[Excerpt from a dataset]

▼

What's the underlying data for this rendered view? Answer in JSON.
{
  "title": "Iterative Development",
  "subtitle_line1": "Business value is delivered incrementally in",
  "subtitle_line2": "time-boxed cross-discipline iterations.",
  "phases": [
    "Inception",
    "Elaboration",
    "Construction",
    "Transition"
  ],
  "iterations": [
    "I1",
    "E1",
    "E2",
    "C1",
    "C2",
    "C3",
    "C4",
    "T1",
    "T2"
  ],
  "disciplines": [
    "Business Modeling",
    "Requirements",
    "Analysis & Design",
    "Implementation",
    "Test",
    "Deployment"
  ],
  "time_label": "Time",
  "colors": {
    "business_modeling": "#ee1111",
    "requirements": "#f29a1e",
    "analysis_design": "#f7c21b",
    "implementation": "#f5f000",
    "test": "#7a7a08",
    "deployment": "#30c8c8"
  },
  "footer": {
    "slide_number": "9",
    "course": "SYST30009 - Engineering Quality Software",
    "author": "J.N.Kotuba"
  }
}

▲

Gather each line from the entries above that includes the word "iterations".

  "subtitle_line2": "time-boxed cross-discipline iterations.",
  "iterations": [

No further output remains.